Do this — Make an exact copy of all the entries below, with the pictures left out.

### Entries shown ###

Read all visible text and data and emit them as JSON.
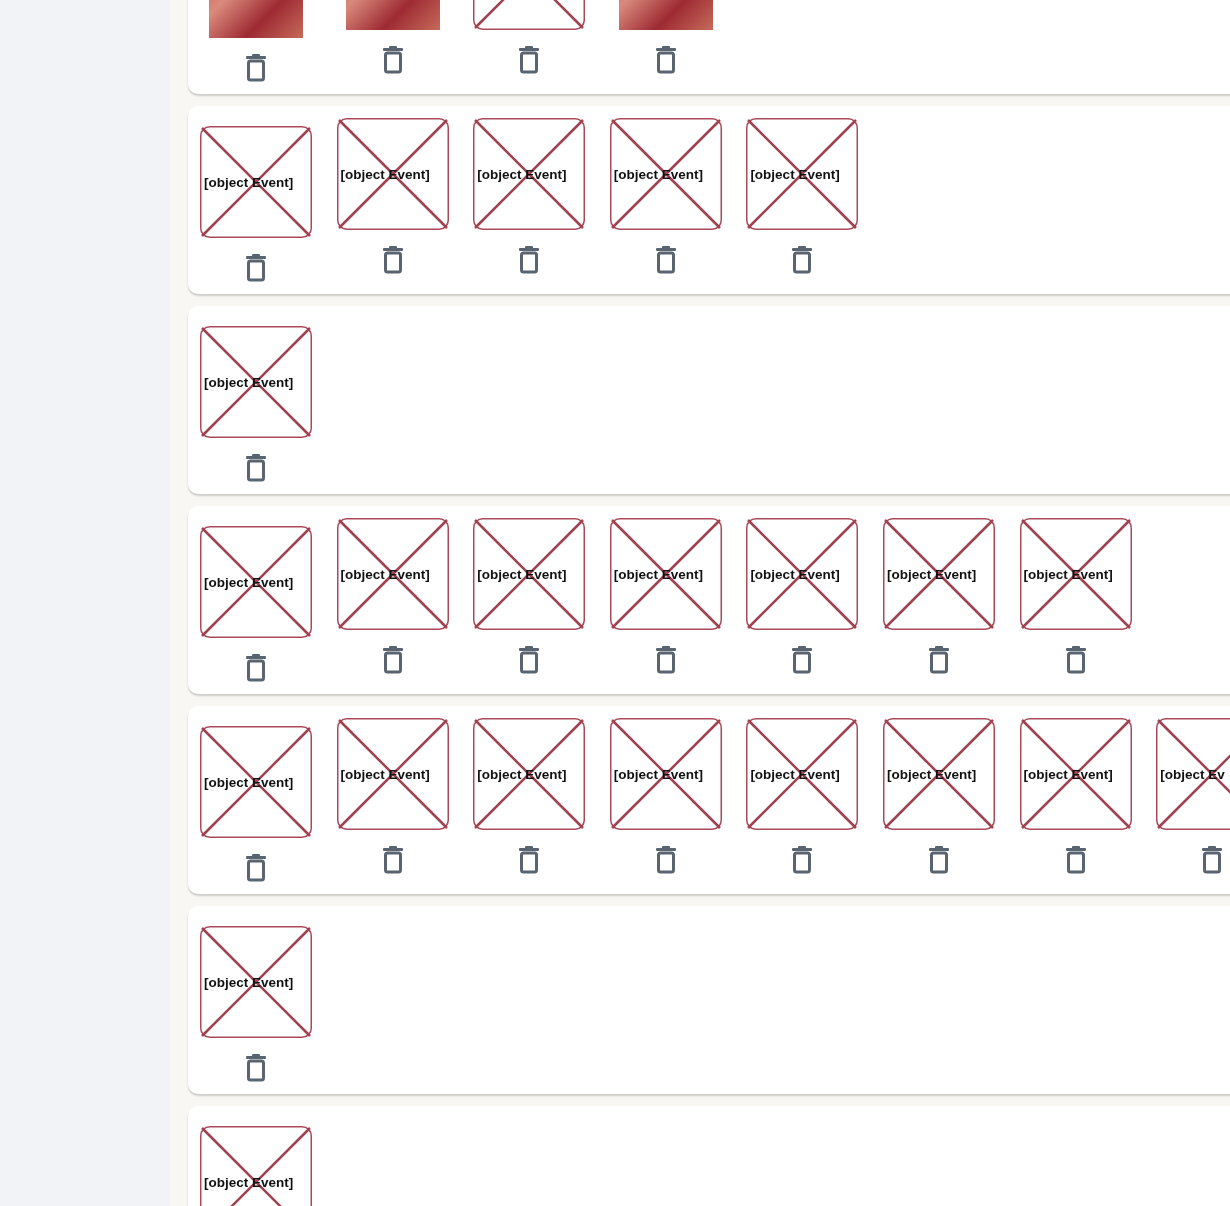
{
  "cards": [
    {
      "images": [
        {
          "kind": "photo"
        },
        {
          "kind": "photo"
        },
        {
          "kind": "broken"
        },
        {
          "kind": "photo"
        }
      ]
    },
    {
      "images": [
        {
          "kind": "broken",
          "alt": "[object Event]"
        },
        {
          "kind": "broken",
          "alt": "[object Event]"
        },
        {
          "kind": "broken",
          "alt": "[object Event]"
        },
        {
          "kind": "broken",
          "alt": "[object Event]"
        },
        {
          "kind": "broken",
          "alt": "[object Event]"
        }
      ]
    },
    {
      "images": [
        {
          "kind": "broken",
          "alt": "[object Event]"
        }
      ]
    },
    {
      "images": [
        {
          "kind": "broken",
          "alt": "[object Event]"
        },
        {
          "kind": "broken",
          "alt": "[object Event]"
        },
        {
          "kind": "broken",
          "alt": "[object Event]"
        },
        {
          "kind": "broken",
          "alt": "[object Event]"
        },
        {
          "kind": "broken",
          "alt": "[object Event]"
        },
        {
          "kind": "broken",
          "alt": "[object Event]"
        },
        {
          "kind": "broken",
          "alt": "[object Event]"
        }
      ]
    },
    {
      "images": [
        {
          "kind": "broken",
          "alt": "[object Event]"
        },
        {
          "kind": "broken",
          "alt": "[object Event]"
        },
        {
          "kind": "broken",
          "alt": "[object Event]"
        },
        {
          "kind": "broken",
          "alt": "[object Event]"
        },
        {
          "kind": "broken",
          "alt": "[object Event]"
        },
        {
          "kind": "broken",
          "alt": "[object Event]"
        },
        {
          "kind": "broken",
          "alt": "[object Event]"
        },
        {
          "kind": "broken",
          "alt": "[object Ev"
        }
      ]
    },
    {
      "images": [
        {
          "kind": "broken",
          "alt": "[object Event]"
        }
      ]
    },
    {
      "images": [
        {
          "kind": "broken",
          "alt": "[object Event]"
        }
      ]
    }
  ]
}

###

The answer —
Read all visible text and data and emit them as JSON.
{
  "cards": [
    {
      "images": [
        {
          "kind": "photo"
        },
        {
          "kind": "photo"
        },
        {
          "kind": "broken"
        },
        {
          "kind": "photo"
        }
      ]
    },
    {
      "images": [
        {
          "kind": "broken",
          "alt": "[object Event]"
        },
        {
          "kind": "broken",
          "alt": "[object Event]"
        },
        {
          "kind": "broken",
          "alt": "[object Event]"
        },
        {
          "kind": "broken",
          "alt": "[object Event]"
        },
        {
          "kind": "broken",
          "alt": "[object Event]"
        }
      ]
    },
    {
      "images": [
        {
          "kind": "broken",
          "alt": "[object Event]"
        }
      ]
    },
    {
      "images": [
        {
          "kind": "broken",
          "alt": "[object Event]"
        },
        {
          "kind": "broken",
          "alt": "[object Event]"
        },
        {
          "kind": "broken",
          "alt": "[object Event]"
        },
        {
          "kind": "broken",
          "alt": "[object Event]"
        },
        {
          "kind": "broken",
          "alt": "[object Event]"
        },
        {
          "kind": "broken",
          "alt": "[object Event]"
        },
        {
          "kind": "broken",
          "alt": "[object Event]"
        }
      ]
    },
    {
      "images": [
        {
          "kind": "broken",
          "alt": "[object Event]"
        },
        {
          "kind": "broken",
          "alt": "[object Event]"
        },
        {
          "kind": "broken",
          "alt": "[object Event]"
        },
        {
          "kind": "broken",
          "alt": "[object Event]"
        },
        {
          "kind": "broken",
          "alt": "[object Event]"
        },
        {
          "kind": "broken",
          "alt": "[object Event]"
        },
        {
          "kind": "broken",
          "alt": "[object Event]"
        },
        {
          "kind": "broken",
          "alt": "[object Ev"
        }
      ]
    },
    {
      "images": [
        {
          "kind": "broken",
          "alt": "[object Event]"
        }
      ]
    },
    {
      "images": [
        {
          "kind": "broken",
          "alt": "[object Event]"
        }
      ]
    }
  ]
}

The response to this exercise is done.